[start of DATA ROWS]
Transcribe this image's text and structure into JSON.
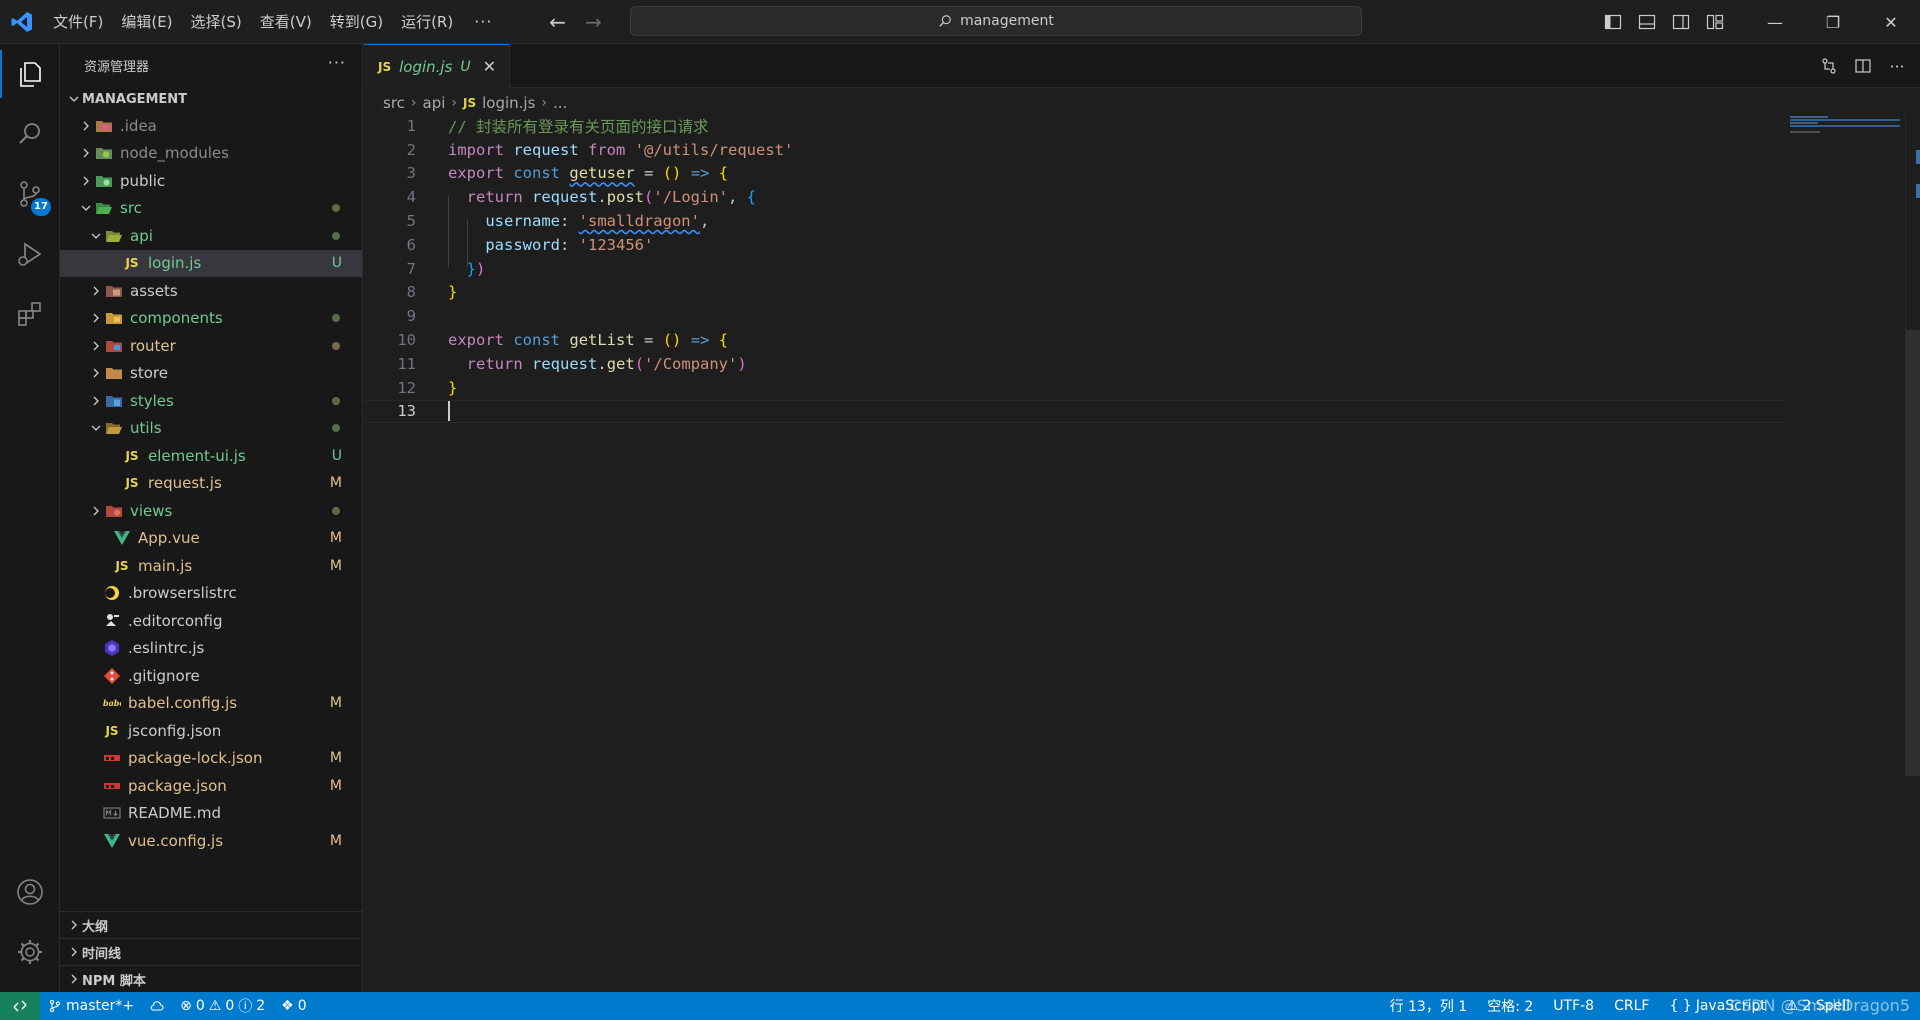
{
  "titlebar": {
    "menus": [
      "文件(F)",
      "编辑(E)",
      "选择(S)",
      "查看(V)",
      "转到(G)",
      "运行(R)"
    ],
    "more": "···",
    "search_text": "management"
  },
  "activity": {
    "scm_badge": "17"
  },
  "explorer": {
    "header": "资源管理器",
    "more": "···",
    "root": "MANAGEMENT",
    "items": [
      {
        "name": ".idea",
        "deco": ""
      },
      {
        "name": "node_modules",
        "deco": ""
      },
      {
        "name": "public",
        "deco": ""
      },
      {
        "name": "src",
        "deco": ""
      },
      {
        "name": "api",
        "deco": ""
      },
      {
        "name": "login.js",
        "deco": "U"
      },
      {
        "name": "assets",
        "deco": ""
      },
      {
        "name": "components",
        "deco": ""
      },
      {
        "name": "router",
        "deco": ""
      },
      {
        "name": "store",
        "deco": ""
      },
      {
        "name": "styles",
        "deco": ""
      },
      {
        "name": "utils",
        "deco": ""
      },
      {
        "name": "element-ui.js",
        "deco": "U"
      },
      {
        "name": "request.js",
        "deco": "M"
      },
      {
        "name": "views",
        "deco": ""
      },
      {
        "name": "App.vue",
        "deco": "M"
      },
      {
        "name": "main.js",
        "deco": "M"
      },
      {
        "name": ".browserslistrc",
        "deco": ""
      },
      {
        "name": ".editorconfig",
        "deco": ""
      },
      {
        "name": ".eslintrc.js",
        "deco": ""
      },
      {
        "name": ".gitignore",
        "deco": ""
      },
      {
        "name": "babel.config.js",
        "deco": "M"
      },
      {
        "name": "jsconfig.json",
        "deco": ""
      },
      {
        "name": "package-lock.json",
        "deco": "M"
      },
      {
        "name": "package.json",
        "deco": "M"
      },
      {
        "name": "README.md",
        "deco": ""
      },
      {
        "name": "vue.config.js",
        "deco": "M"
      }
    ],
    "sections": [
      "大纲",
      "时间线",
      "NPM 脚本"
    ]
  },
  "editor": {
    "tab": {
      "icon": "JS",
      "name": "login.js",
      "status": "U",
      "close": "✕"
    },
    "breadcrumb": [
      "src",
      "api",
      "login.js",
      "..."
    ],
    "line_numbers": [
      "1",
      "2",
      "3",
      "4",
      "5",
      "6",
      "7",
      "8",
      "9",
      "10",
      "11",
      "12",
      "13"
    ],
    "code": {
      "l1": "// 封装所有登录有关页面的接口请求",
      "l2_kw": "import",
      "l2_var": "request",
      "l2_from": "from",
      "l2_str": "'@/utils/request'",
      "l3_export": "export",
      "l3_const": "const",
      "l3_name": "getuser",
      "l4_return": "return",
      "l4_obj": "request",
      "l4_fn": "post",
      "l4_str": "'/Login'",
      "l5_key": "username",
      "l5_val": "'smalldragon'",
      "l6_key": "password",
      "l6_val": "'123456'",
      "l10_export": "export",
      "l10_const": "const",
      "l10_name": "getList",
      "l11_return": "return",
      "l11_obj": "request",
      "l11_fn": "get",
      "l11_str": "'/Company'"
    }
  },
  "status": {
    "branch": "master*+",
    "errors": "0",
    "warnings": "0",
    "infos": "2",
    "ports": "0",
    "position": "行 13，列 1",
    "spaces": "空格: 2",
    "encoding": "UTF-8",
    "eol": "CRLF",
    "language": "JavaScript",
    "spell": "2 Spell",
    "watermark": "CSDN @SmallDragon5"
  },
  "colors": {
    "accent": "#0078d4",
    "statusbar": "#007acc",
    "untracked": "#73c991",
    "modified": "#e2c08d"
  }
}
[end of DATA ROWS]
[start of DATA ROWS]
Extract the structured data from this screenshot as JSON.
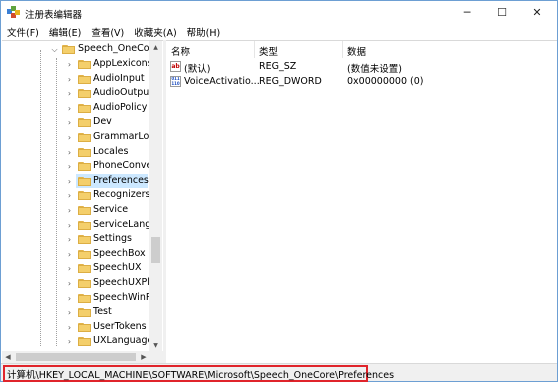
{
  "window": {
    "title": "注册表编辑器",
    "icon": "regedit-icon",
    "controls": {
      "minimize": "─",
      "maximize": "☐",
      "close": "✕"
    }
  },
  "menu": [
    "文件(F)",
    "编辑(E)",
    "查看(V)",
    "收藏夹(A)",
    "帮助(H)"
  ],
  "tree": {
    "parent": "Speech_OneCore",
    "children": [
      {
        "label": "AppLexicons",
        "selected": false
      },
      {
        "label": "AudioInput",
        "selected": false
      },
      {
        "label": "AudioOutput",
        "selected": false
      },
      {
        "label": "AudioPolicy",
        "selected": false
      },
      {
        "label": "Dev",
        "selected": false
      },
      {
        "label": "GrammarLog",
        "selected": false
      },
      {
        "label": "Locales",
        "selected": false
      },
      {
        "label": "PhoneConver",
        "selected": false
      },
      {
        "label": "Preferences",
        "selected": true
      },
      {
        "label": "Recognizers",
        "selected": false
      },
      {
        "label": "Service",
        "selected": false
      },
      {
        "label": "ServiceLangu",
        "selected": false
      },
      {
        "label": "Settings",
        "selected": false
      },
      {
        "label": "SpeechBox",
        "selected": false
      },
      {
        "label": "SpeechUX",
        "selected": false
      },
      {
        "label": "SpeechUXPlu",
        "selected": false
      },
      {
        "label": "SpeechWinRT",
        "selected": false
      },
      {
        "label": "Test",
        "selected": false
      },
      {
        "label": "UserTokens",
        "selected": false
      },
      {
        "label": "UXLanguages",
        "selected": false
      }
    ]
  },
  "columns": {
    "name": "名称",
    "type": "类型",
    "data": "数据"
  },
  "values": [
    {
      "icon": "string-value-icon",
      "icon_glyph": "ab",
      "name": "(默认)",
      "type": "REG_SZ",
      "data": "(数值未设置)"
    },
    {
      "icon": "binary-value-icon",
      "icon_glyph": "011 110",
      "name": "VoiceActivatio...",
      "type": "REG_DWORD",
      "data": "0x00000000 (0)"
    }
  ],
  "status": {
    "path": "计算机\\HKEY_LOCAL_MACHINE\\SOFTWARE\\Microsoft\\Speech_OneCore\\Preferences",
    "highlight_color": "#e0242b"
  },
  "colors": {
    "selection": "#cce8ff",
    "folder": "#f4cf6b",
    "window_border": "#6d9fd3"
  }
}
[end of DATA ROWS]
[start of DATA ROWS]
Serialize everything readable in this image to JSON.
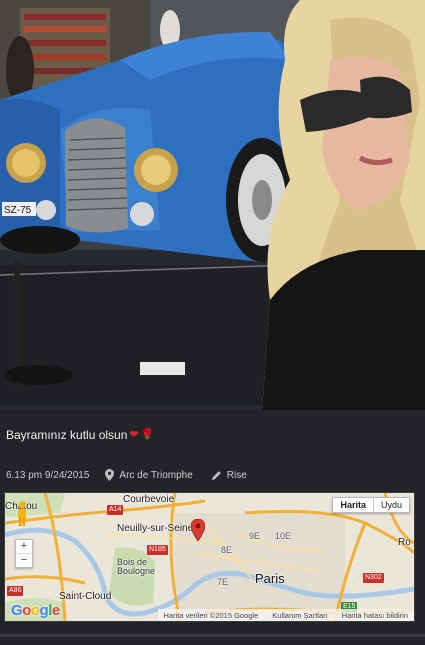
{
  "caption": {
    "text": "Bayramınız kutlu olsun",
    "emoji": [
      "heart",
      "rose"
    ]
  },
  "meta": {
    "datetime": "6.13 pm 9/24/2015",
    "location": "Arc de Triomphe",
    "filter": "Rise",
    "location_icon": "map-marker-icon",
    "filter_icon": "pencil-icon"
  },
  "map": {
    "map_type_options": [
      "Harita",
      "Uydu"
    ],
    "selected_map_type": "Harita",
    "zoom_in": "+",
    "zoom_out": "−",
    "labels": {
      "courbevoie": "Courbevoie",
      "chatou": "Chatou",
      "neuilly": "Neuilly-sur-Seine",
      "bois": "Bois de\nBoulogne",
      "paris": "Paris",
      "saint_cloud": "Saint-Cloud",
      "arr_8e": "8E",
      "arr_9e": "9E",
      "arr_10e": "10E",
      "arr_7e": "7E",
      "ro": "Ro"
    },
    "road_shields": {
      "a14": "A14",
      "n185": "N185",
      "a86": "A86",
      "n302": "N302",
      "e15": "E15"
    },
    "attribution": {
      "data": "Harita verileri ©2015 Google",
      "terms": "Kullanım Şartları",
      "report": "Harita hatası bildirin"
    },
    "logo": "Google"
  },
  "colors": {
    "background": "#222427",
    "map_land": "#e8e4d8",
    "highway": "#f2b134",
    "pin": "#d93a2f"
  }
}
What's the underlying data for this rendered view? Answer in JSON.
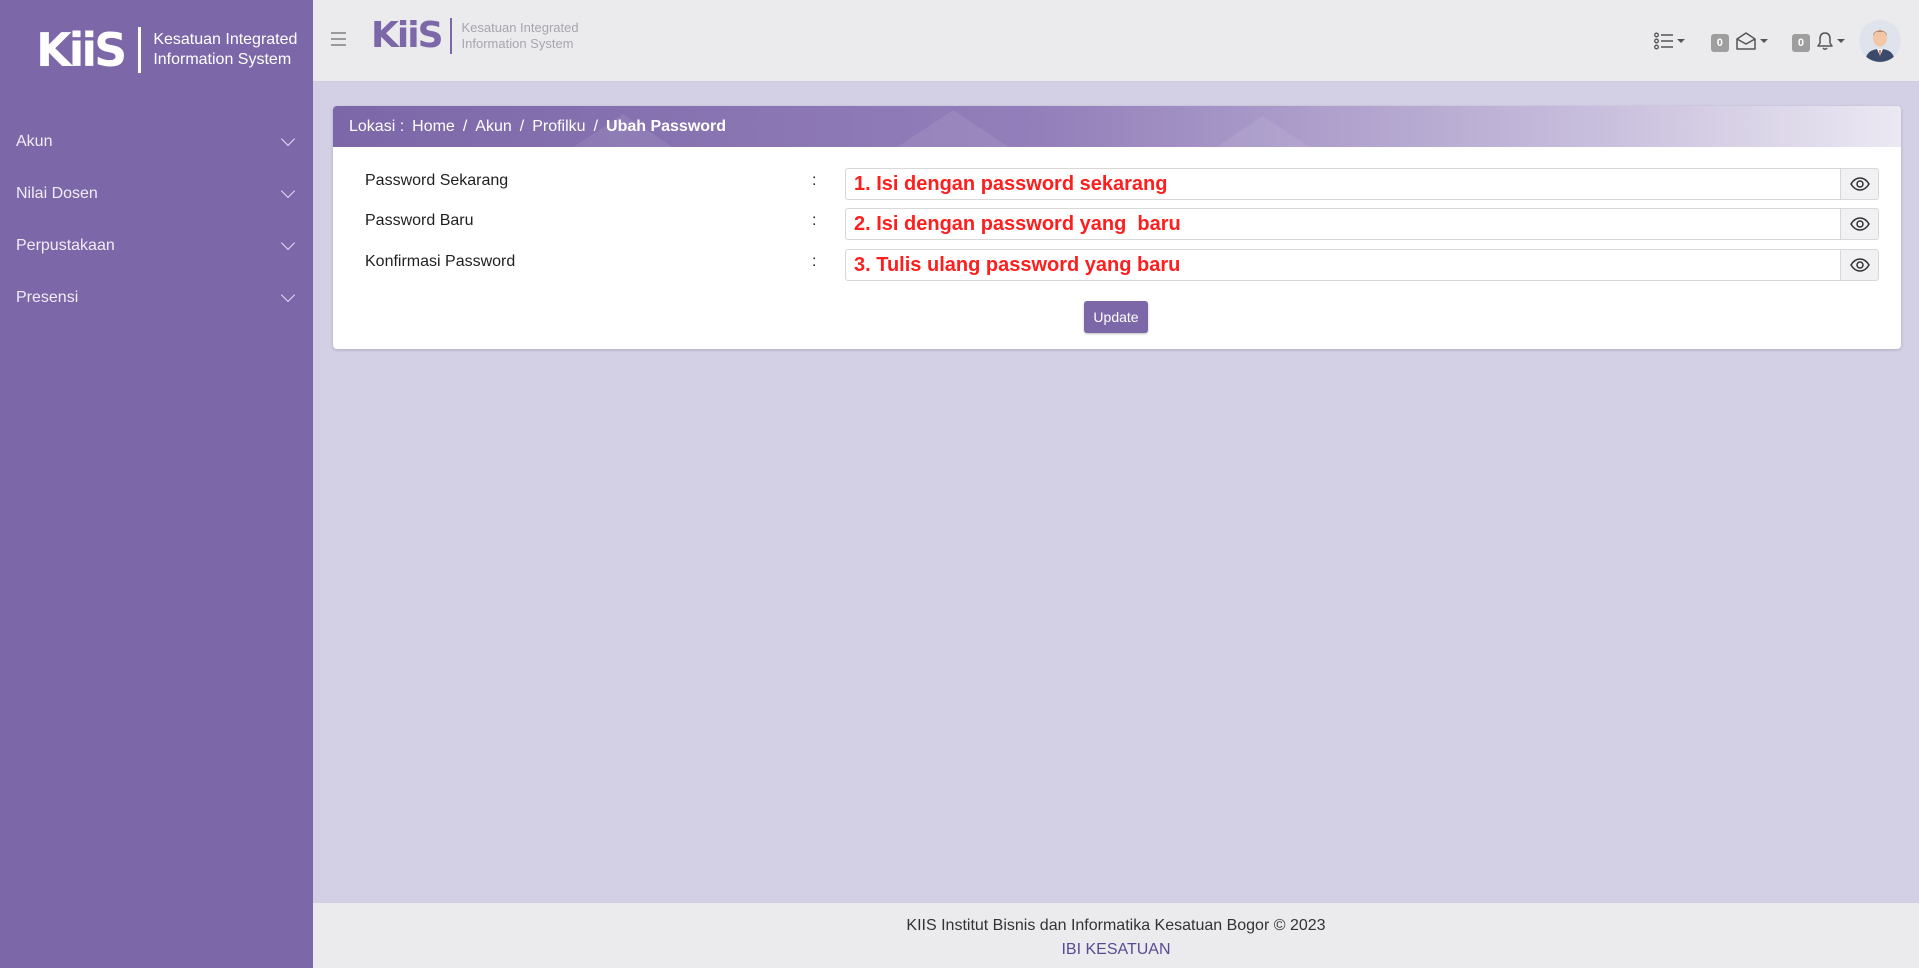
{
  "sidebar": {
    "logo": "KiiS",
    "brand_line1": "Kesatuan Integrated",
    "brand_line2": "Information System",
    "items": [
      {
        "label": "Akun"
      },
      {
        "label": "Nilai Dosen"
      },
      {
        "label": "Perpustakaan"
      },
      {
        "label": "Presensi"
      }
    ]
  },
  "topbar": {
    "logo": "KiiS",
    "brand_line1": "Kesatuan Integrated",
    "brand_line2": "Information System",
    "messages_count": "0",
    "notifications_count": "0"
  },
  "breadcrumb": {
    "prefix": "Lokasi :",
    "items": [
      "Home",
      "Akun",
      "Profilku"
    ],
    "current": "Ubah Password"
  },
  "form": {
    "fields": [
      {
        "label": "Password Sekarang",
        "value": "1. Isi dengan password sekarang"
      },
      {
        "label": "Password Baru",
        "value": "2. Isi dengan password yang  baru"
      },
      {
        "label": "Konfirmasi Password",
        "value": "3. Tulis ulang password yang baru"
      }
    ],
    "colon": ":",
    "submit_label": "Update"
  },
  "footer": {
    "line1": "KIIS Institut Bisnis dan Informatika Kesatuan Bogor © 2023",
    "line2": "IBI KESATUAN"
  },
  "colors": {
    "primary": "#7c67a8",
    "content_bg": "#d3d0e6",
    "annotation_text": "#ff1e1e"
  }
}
[end of DATA ROWS]
■ **PROBLEM TO SOLVE**:
Select the lines from the entries that include the word "package".

■ **TASK OUTPUT**:
        "name": "package-lock.json",
        "name": "package.json",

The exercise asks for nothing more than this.